To test whether suppression of the premature stop codon at R1905X using ataluren could produce full-length dysferlin, we treated myotubes after fusion with 10 μg/ml PTC124. This level of drug was chosen based on the optimal concentration in human DMD cultures (24) and on limited dose-response studies on R1905X myotubes. As shown in Fig. 3B, dysferlin expression was detected by immunofluoresence following PTC124 treatment. Western blot analysis revealed that the treated Miyoshi myotubes expressed ∼15% of the level of dysferlin detected in unaffected human myotubes (Fig. 4B). We then performed blebbing experiments with the patient myotubes grown in the presence of 10 μg/ml PTC124. Blebbing was apparent (Fig. 5), indicating that the dysferlin produced was functional.

DISCUSSION

The major goal of this work presented here was to develop a simple in vitro assay for dysferlin function in skeletal muscle myotubes. We hypothesized and subsequently demonstrated that membrane blebbing induced by hypotonic shock is dependent on both calcium and dysferlin and thus can fulfill the need for a simple functional assay. A limitation of the assay is that, in our experience, the density of membrane blebs on myotubes was highly variable. Thus the assay likely cannot be used to ascertain if a given condition induces more blebbing. However, in the absence of dysferlin, there were never membrane blebs, and thus the presence or complete absence of blebs can be used to assess whether or not dysferlin function has been rescued, as we have done in this study. While quantification of blebbing has been previously reported, it was in the context of mature skeletal muscle fibers (16). The lack of synchrony in myotube formation, and therefore the gradient of differentiation status of myotubes in a culture, likely underlies the observed variability in the extent of blebbing. Nonetheless, the absence of any blebbing can be used as a monitor for loss of dysferlin function and restoration of blebbing as a monitor of functional rescue.

Transient hypotonic shock could also be used as the basis for high-throughput screens for drug discovery in the search for compounds that induce compensation for dysferlin deficiency. In this case, blebbing itself could be monitored in a high-content screen, or indicators of cytosolic calcium rise (21) or even indicators of calpain activation (23) could be used. Compounds that trigger blebbing by mechanisms other than osmotic shock or membrane injury (e.g., apoptosis or toxic agents) may or may not require dysferlin, but would be excluded from screens in that they would lead to blebbing before hypotonic challenge. Alternatively, entry of cytosolic enzyme contents into the media in response to transient hypotonic shock could be assessed, but this would not be as amenable to high-throughput screens as optical indicators.

Excerpts from the dataset:
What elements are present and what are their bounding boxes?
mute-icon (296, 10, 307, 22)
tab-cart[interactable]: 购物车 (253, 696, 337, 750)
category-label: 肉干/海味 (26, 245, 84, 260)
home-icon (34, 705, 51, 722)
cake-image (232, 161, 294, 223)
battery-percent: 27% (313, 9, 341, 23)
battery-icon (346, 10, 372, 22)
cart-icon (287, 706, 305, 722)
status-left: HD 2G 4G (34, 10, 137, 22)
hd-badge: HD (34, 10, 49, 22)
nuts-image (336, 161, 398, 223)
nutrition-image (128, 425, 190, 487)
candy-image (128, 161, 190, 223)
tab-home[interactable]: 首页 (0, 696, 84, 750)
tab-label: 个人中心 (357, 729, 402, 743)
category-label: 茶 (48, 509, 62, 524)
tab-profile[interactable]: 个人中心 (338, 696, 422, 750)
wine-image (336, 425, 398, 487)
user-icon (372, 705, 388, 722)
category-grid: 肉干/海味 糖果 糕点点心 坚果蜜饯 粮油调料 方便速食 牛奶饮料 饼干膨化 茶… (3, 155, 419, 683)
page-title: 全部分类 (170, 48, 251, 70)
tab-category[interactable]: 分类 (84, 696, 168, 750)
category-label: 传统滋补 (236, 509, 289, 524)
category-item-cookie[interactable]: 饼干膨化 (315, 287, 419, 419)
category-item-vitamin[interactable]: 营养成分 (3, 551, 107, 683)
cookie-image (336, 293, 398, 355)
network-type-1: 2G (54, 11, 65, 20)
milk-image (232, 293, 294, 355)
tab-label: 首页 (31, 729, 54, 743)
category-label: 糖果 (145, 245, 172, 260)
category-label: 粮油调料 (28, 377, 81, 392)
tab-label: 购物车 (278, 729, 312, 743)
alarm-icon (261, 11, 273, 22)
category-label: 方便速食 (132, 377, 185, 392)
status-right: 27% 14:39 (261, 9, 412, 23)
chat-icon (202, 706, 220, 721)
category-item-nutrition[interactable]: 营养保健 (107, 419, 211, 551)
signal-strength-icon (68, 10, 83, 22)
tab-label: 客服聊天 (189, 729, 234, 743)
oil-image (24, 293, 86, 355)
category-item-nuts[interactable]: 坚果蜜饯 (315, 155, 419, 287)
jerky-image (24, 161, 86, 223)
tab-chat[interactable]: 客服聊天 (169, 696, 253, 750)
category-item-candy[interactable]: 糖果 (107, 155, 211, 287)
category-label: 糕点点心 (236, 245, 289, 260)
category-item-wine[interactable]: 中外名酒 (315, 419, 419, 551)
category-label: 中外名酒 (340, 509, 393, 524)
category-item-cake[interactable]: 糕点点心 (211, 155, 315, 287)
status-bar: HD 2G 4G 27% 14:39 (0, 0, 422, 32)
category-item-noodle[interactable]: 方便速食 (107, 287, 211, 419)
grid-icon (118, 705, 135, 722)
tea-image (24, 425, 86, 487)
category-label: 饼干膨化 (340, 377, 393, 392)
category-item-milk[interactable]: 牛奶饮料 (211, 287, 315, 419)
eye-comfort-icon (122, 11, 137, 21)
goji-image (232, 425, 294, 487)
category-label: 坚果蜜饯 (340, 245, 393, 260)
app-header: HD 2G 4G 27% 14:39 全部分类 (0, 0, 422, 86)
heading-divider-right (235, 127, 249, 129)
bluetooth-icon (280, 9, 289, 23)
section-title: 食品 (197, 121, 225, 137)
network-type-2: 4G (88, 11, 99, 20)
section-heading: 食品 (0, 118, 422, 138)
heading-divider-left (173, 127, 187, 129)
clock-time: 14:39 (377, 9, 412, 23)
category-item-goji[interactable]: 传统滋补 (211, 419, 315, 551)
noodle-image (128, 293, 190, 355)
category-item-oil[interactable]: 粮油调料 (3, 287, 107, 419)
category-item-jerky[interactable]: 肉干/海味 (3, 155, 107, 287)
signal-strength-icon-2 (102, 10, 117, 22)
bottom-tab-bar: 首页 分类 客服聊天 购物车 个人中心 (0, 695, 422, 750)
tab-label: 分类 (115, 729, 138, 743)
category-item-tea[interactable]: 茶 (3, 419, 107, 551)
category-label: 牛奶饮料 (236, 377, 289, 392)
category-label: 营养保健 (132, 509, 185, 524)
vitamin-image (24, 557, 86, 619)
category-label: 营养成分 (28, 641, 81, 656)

WORK ORDER =>
Repeat word for word the stretch of the dysferlin text from "To test whether" through "produced was functional.". You will not need the data for this work.

THE COMPLETED TASK =>
To test whether suppression of the premature stop codon at R1905X using ataluren could produce full-length dysferlin, we treated myotubes after fusion with 10 μg/ml PTC124. This level of drug was chosen based on the optimal concentration in human DMD cultures (24) and on limited dose-response studies on R1905X myotubes. As shown in Fig. 3B, dysferlin expression was detected by immunofluoresence following PTC124 treatment. Western blot analysis revealed that the treated Miyoshi myotubes expressed ∼15% of the level of dysferlin detected in unaffected human myotubes (Fig. 4B). We then performed blebbing experiments with the patient myotubes grown in the presence of 10 μg/ml PTC124. Blebbing was apparent (Fig. 5), indicating that the dysferlin produced was functional.